══ Documento fuente ══

Como se desprende de la lectura del párrafo transcrito, en el caso resuelto por aquella sentencia la parte disconforme con el arbitrio del tercero había formulado reconvención para impugnar la decisión.

No siempre en la práctica, sin embargo, se encauza de tal modo la discusión acerca del acierto de lo decidido por el arbitrador[20], lo cual dota de pertinencia a la pregunta sobre la forma procesalmente correcta de la impugnación, cuestión de la cual nos ocuparemos en el próximo epígrafe, no sin antes indicar los supuestos en los que, según la sentencia a la se acaba de hacer referencia, la fijación del precio por el arbitrador sería impugnable:

1.- Los vicios el consentimiento; y

2.- el incumplimiento de las instrucciones de las partes para la realización de la tarea, cuando manifiestamente se infringe la equidad.

Dejando al margen los posibles vicios del consentimiento de las partes al acordar la utilización de la figura del arbitrador, sólo el dolo en la adopción de la decisión –desviación subjetiva-  o su «iniquidad manifiesta» -desviación objetiva- permiten la revisión judicial de la fijación del elemento del negocio jurídico diferido por las partes al tercero. La STS 822/2006, de 1 de septiembre, aclara que “la llamada a la equidad no es autónoma, sino ligada a las instrucciones señalas por las partes a los arbitradores” y anuda el pacto sobre el “automatismo” con el que se trasladaría el resultado de unas auditorías al precio de la cosa y el sometimiento de las partes a los criterios contables para calcularlo a la improcedencia de la realización de cualquier ajuste corrector derivado del resultado de la prueba pericial, pues ello no es más “que un intento de suplantar el sistema de fijación establecido en el contrato por una determinación pericial mediante el proceso”.

Más adelante las SSTS 87/2010, de 9 de marzo y 118/2010, de 22 de marzo se ocupan de la valoración efectuada por los auditores encargados por los Estatutos Sociales de la fijación del precio de compra de acciones en ejecución del derecho de adquisición preferente. La primera de las referidas resoluciones –a la que sigue fielmente la segunda- afirma:

“Por otro lado, el poder de los auditores para dictaminar el precio de compra viene conferido por los propios Estatutos Sociales. Evidentemente su dictamen es impugnable en el caso de estimarse contrario a la equidad. Para juzgar si concurre la ‘iniquitas’, como se trata de una materia que exige conocimientos especiales, es natural que se pueda someter el dictamen a la confrontación con una pericia (o varios dictámenes, como en el caso). De existir divergencia, el Tribunal debe resolver lo que estime más correcto pues no está vinculado por ninguno de los la apreciación del arbitrador es impugnable ante los Tribunales. Así lo establece expresamente el artículo 1.690 CC para cuando ‘evidentemente haya faltado [el arbitrador] a la equidad’, y así lo reconoce con carácter general la doctrina de esta Sala (SS., entre otras, 21 de abril de 1.956, 22 de marzo de 1.966, 10 de marzo de 1.986).

═══

[Tarea escrita a]:
Expresa como una lista JSON de cadenas, una por línea y sin las líneas en blanco, el tramo del listado que va desde su comienzo hasta la línea que contiene "428, 1245, 513]", ambos extremos incluidos.
El texto y el listado son independientes entre sí.

══ Datos proporcionados ══

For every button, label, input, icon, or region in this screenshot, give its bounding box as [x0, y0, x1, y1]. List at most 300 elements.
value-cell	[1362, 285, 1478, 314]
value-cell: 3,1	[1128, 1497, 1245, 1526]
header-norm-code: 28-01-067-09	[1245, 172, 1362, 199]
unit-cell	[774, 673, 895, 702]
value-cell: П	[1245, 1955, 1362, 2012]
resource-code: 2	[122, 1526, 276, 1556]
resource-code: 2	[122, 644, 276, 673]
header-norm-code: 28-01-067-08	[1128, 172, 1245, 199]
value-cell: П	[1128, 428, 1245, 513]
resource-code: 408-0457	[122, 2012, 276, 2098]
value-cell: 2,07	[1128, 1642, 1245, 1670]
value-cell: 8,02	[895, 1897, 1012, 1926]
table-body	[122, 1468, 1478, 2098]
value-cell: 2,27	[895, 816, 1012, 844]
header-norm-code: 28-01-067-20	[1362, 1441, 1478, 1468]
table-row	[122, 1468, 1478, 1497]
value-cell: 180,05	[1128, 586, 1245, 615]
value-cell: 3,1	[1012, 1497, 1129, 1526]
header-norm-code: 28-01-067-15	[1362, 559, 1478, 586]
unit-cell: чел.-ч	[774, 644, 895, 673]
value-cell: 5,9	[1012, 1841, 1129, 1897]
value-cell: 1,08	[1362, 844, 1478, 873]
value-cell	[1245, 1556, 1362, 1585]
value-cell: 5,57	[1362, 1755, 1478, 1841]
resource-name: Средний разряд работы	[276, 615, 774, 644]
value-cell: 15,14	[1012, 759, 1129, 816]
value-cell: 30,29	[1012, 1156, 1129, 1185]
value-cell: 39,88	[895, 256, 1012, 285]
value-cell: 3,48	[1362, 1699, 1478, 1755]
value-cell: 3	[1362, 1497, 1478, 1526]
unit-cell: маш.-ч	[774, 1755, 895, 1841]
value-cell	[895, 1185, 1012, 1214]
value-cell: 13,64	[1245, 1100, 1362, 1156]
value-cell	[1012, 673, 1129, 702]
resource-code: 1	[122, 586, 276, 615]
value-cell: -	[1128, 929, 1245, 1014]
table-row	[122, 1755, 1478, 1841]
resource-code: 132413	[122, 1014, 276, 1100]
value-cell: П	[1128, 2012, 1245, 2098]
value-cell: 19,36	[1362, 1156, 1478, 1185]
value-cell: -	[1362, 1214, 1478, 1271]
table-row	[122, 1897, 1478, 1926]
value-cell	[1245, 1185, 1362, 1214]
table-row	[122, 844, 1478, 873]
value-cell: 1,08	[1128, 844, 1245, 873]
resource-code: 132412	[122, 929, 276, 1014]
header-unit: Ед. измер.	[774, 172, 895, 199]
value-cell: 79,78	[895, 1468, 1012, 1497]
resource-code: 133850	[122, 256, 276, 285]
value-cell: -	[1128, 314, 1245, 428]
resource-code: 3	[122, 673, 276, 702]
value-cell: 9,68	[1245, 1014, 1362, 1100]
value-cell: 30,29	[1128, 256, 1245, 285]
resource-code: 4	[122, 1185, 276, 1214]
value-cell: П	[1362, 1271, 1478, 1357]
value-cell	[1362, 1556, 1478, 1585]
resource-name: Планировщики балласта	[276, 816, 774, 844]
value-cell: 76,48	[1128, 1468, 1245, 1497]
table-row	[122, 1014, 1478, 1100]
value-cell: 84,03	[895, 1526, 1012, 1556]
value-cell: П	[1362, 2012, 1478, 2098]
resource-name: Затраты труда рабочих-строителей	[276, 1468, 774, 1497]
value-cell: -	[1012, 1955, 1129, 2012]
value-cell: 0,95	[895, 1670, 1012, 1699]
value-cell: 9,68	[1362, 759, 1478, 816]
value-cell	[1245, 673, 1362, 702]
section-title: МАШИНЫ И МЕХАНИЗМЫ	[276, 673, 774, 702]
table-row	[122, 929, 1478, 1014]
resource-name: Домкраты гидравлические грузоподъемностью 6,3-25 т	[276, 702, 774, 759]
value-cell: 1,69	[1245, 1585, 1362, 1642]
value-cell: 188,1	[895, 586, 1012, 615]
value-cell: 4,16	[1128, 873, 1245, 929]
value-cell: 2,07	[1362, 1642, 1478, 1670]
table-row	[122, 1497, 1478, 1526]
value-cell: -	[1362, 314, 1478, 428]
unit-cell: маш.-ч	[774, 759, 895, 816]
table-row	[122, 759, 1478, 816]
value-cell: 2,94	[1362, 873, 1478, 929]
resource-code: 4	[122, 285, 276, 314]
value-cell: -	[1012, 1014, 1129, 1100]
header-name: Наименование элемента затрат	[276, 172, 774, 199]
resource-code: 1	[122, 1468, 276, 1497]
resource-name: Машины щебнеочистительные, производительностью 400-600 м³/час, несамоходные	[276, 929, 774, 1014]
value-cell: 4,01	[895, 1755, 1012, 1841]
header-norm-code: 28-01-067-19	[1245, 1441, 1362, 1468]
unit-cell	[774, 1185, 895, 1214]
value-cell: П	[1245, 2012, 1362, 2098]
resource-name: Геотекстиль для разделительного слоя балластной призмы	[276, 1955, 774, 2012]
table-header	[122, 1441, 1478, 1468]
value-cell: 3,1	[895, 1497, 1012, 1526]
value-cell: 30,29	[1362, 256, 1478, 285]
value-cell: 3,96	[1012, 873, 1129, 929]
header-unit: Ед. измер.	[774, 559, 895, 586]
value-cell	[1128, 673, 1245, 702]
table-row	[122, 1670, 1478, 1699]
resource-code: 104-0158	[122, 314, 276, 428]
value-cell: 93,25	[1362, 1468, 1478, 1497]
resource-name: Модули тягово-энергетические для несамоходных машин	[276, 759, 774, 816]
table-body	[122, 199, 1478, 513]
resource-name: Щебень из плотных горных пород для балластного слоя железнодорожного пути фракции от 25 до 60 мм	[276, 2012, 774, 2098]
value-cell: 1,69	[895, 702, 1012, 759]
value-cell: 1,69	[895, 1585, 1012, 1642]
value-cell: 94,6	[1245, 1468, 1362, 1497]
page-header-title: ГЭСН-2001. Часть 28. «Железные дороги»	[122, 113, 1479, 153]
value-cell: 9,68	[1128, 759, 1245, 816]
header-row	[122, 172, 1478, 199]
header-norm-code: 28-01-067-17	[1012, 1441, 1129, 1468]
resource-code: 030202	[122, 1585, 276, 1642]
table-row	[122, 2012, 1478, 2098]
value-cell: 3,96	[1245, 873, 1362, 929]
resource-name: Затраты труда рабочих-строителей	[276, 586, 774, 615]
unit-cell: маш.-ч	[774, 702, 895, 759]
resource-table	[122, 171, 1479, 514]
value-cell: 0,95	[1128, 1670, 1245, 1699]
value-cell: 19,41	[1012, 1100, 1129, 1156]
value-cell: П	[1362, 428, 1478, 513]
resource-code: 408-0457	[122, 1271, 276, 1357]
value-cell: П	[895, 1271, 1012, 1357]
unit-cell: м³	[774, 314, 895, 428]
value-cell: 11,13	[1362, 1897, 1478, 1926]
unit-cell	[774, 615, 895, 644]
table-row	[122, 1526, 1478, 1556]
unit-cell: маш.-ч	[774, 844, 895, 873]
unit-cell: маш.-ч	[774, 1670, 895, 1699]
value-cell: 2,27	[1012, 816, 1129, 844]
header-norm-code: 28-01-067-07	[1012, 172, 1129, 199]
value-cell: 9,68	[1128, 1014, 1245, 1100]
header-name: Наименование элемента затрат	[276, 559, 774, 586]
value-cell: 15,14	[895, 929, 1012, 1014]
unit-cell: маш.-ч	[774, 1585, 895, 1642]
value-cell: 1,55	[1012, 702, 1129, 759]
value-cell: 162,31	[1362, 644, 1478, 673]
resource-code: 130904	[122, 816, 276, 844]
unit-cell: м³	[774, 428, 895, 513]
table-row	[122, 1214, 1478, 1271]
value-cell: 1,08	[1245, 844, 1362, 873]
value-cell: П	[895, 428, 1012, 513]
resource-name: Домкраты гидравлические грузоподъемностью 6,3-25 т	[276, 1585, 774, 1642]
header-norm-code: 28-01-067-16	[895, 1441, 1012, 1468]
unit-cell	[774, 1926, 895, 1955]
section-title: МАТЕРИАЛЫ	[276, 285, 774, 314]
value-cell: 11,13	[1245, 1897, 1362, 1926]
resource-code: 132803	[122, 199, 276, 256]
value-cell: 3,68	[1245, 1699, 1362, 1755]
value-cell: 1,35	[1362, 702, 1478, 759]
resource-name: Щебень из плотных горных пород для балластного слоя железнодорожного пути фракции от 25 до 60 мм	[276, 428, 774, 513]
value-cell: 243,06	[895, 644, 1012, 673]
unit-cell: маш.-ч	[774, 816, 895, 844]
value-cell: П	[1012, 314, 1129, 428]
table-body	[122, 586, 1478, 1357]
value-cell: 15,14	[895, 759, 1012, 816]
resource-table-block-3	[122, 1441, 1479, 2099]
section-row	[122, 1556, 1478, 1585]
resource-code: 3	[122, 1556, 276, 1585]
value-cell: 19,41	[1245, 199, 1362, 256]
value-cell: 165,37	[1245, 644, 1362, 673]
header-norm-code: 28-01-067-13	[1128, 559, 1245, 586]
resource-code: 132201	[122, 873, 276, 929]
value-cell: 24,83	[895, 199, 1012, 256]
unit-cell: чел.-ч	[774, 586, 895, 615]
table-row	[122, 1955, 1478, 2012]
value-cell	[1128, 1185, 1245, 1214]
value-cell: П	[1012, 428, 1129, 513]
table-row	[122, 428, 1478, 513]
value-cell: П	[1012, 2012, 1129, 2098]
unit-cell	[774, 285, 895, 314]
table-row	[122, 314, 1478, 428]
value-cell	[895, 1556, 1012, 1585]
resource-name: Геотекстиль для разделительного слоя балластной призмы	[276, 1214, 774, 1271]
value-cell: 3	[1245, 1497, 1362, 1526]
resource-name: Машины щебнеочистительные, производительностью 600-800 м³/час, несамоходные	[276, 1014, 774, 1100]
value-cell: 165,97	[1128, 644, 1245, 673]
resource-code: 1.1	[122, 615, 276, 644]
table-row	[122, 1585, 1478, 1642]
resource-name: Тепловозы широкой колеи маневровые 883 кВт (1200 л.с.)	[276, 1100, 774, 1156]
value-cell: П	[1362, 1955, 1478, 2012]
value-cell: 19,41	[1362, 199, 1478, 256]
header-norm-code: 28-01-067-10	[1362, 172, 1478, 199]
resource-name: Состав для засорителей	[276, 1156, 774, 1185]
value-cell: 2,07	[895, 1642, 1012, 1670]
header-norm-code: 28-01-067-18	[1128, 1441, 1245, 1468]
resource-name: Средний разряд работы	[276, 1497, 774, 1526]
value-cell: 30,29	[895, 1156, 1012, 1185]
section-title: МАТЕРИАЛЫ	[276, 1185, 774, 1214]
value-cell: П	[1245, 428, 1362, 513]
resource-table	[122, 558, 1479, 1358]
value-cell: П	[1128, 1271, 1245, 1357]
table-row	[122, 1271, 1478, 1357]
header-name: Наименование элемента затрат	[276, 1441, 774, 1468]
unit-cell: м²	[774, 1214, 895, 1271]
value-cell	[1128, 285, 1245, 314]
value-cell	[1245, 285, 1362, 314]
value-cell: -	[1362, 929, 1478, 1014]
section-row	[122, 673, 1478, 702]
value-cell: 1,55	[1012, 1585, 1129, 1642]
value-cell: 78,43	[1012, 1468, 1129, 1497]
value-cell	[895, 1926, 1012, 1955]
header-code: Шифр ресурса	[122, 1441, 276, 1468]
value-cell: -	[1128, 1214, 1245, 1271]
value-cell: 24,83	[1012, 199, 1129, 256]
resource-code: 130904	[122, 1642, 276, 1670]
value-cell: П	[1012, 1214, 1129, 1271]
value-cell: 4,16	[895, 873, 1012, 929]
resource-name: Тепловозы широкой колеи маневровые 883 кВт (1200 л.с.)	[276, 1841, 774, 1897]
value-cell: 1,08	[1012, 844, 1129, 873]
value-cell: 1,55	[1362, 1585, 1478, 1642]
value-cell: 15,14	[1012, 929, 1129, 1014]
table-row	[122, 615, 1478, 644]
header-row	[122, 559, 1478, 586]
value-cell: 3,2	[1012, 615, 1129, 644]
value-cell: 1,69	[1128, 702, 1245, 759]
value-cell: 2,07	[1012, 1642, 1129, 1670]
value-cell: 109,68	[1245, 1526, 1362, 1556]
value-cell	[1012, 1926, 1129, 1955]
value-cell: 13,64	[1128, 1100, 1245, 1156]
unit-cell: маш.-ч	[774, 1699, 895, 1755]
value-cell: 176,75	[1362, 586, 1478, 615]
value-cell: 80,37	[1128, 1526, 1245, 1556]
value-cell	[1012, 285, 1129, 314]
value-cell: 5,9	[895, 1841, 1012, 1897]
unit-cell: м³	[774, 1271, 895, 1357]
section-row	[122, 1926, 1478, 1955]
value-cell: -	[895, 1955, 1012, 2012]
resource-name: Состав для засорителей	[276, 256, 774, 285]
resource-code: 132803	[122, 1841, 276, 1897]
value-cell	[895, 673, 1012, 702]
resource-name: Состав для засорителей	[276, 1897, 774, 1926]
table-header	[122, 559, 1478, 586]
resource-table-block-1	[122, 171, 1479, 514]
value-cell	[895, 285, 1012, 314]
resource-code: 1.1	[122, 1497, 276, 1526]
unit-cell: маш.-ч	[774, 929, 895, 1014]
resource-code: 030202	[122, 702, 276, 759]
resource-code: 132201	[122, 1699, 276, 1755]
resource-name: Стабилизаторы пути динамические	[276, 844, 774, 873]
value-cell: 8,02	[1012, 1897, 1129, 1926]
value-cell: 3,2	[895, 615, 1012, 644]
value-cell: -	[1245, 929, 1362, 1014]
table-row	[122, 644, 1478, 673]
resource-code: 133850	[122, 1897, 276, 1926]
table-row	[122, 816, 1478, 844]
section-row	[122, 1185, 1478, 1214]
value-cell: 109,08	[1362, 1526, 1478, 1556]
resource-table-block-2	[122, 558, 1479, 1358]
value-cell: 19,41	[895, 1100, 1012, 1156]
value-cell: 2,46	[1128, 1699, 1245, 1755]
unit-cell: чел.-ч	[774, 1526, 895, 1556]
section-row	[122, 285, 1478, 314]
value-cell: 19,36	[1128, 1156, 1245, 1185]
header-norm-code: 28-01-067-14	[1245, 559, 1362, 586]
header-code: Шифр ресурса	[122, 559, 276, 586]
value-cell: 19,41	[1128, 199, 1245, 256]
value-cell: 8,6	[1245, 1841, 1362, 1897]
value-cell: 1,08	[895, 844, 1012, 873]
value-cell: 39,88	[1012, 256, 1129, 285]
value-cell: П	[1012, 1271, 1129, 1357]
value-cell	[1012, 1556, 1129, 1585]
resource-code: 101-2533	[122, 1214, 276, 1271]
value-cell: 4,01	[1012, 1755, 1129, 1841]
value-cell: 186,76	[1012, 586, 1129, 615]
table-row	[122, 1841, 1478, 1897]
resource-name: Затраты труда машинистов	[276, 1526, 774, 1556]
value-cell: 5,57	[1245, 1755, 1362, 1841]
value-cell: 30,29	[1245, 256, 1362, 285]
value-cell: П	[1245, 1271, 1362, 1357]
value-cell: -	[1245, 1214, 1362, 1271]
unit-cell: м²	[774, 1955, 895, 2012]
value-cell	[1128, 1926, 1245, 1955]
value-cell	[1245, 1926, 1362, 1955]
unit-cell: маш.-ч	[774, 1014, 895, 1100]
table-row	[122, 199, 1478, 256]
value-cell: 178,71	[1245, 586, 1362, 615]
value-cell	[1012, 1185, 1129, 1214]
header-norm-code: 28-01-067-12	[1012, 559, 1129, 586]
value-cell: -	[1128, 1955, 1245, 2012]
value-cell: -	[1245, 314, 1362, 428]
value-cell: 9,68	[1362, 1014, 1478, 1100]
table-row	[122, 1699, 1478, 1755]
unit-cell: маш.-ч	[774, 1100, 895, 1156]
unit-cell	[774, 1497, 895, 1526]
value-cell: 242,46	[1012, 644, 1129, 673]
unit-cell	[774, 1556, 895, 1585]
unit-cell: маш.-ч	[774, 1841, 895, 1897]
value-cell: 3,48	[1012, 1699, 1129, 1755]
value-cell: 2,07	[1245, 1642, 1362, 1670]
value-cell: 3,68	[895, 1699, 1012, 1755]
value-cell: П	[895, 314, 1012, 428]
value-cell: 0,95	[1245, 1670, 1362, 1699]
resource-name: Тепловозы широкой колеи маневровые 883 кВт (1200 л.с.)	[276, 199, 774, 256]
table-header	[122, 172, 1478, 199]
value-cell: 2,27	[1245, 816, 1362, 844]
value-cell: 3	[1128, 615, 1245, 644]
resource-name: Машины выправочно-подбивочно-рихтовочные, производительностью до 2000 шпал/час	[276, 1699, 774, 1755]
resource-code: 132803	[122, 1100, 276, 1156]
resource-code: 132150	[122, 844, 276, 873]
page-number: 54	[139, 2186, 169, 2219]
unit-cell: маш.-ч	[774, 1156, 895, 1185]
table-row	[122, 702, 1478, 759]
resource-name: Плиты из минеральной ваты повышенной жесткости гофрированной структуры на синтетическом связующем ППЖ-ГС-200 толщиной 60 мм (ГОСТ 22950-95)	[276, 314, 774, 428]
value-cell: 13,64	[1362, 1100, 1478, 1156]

═══

[Tarea escrita b]:
Cita del texto sobre la impugnación del arbitrador el tramo que va desde "No siempre en" hasta "infringe la equidad.", ambos incluidos.

[Respuesta final a]:
[
  "For every button, label, input, icon, or region in this screenshot, give its bounding box as [x0, y0, x1, y1]. List at most 300 elements.",
  "value-cell\t[1362, 285, 1478, 314]",
  "value-cell: 3,1\t[1128, 1497, 1245, 1526]",
  "header-norm-code: 28-01-067-09\t[1245, 172, 1362, 199]",
  "unit-cell\t[774, 673, 895, 702]",
  "value-cell: П\t[1245, 1955, 1362, 2012]",
  "resource-code: 2\t[122, 1526, 276, 1556]",
  "resource-code: 2\t[122, 644, 276, 673]",
  "header-norm-code: 28-01-067-08\t[1128, 172, 1245, 199]",
  "value-cell: П\t[1128, 428, 1245, 513]"
]

[Respuesta final b]:
No siempre en la práctica, sin embargo, se encauza de tal modo la discusión acerca del acierto de lo decidido por el arbitrador[20], lo cual dota de pertinencia a la pregunta sobre la forma procesalmente correcta de la impugnación, cuestión de la cual nos ocuparemos en el próximo epígrafe, no sin antes indicar los supuestos en los que, según la sentencia a la se acaba de hacer referencia, la fijación del precio por el arbitrador sería impugnable:

1.- Los vicios el consentimiento; y

2.- el incumplimiento de las instrucciones de las partes para la realización de la tarea, cuando manifiestamente se infringe la equidad.